Instruction: Print the entries verbatim, leaving out the images they contain.

Dataset records:
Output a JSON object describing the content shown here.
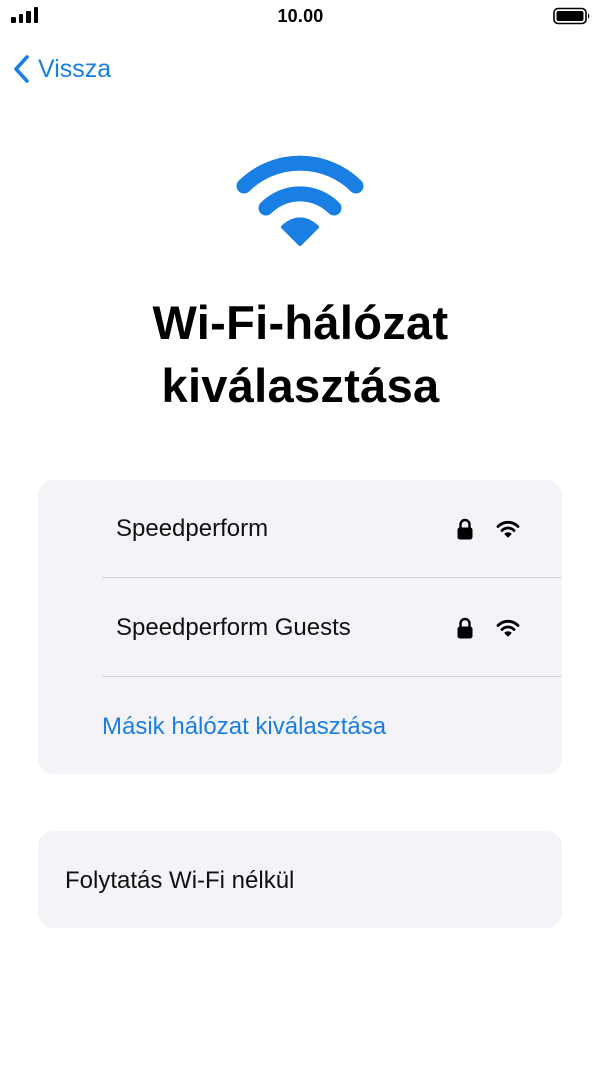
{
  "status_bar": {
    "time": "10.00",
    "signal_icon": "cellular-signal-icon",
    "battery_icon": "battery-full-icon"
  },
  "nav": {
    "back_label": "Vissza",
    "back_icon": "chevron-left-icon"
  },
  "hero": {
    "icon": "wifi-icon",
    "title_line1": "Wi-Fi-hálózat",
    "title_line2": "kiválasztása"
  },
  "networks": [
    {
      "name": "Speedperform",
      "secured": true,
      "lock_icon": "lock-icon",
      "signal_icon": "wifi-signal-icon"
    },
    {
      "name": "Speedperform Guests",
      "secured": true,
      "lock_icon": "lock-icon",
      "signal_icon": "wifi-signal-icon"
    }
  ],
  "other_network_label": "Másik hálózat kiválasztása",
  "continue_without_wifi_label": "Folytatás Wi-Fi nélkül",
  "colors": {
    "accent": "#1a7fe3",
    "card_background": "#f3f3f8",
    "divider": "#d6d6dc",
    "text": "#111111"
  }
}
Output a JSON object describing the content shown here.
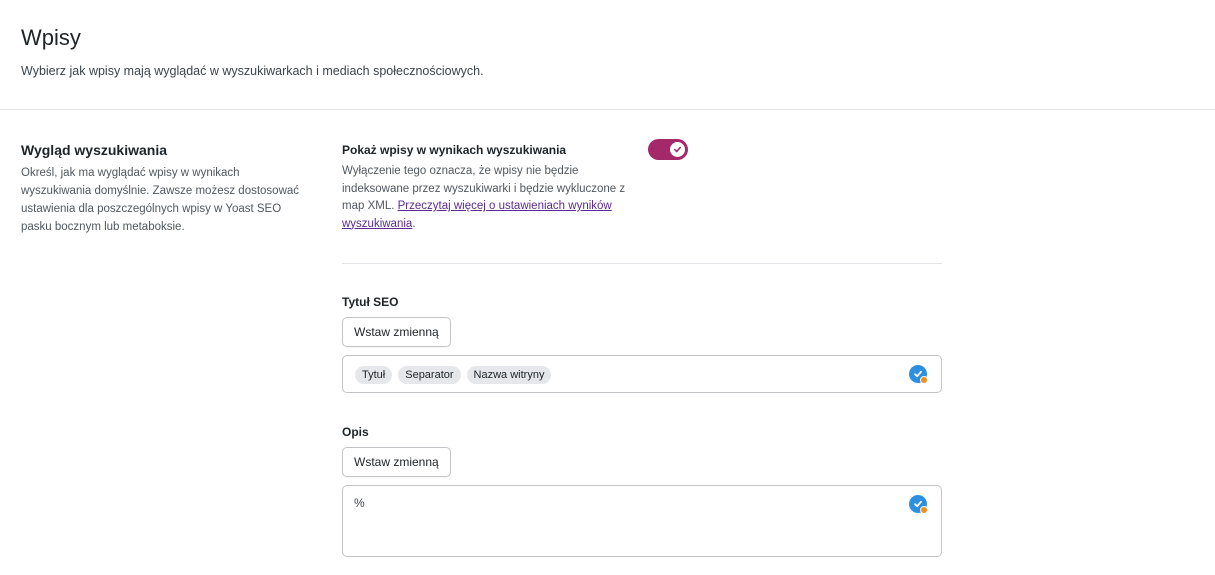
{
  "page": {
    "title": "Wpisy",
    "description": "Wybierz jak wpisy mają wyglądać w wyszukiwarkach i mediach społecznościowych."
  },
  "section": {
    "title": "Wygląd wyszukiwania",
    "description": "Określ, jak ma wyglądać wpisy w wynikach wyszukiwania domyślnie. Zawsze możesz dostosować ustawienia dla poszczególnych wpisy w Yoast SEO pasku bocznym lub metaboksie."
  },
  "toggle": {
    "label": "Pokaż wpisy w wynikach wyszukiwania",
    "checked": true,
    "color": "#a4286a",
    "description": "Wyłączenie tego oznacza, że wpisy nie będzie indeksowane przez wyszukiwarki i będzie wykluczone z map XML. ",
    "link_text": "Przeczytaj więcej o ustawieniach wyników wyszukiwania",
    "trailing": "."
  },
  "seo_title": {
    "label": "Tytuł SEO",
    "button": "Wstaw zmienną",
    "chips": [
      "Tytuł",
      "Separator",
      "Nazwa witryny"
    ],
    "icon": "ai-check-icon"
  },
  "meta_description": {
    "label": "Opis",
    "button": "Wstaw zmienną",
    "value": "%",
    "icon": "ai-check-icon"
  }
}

Task response:
Output a JSON object describing the content shown here.
{
  "status_bar": {
    "time": "10.00",
    "signal_icon": "cellular-signal-icon",
    "battery_icon": "battery-full-icon"
  },
  "nav": {
    "back_label": "Vissza",
    "back_icon": "chevron-left-icon"
  },
  "hero": {
    "icon": "wifi-icon",
    "title_line1": "Wi-Fi-hálózat",
    "title_line2": "kiválasztása"
  },
  "networks": [
    {
      "name": "Speedperform",
      "secured": true,
      "lock_icon": "lock-icon",
      "signal_icon": "wifi-signal-icon"
    },
    {
      "name": "Speedperform Guests",
      "secured": true,
      "lock_icon": "lock-icon",
      "signal_icon": "wifi-signal-icon"
    }
  ],
  "other_network_label": "Másik hálózat kiválasztása",
  "continue_without_wifi_label": "Folytatás Wi-Fi nélkül",
  "colors": {
    "accent": "#1a7fe3",
    "card_background": "#f3f3f8",
    "divider": "#d6d6dc",
    "text": "#111111"
  }
}
Output a JSON object describing the content shown here.
{
  "page": {
    "title": "Wpisy",
    "description": "Wybierz jak wpisy mają wyglądać w wyszukiwarkach i mediach społecznościowych."
  },
  "section": {
    "title": "Wygląd wyszukiwania",
    "description": "Określ, jak ma wyglądać wpisy w wynikach wyszukiwania domyślnie. Zawsze możesz dostosować ustawienia dla poszczególnych wpisy w Yoast SEO pasku bocznym lub metaboksie."
  },
  "toggle": {
    "label": "Pokaż wpisy w wynikach wyszukiwania",
    "checked": true,
    "color": "#a4286a",
    "description": "Wyłączenie tego oznacza, że wpisy nie będzie indeksowane przez wyszukiwarki i będzie wykluczone z map XML. ",
    "link_text": "Przeczytaj więcej o ustawieniach wyników wyszukiwania",
    "trailing": "."
  },
  "seo_title": {
    "label": "Tytuł SEO",
    "button": "Wstaw zmienną",
    "chips": [
      "Tytuł",
      "Separator",
      "Nazwa witryny"
    ],
    "icon": "ai-check-icon"
  },
  "meta_description": {
    "label": "Opis",
    "button": "Wstaw zmienną",
    "value": "%",
    "icon": "ai-check-icon"
  }
}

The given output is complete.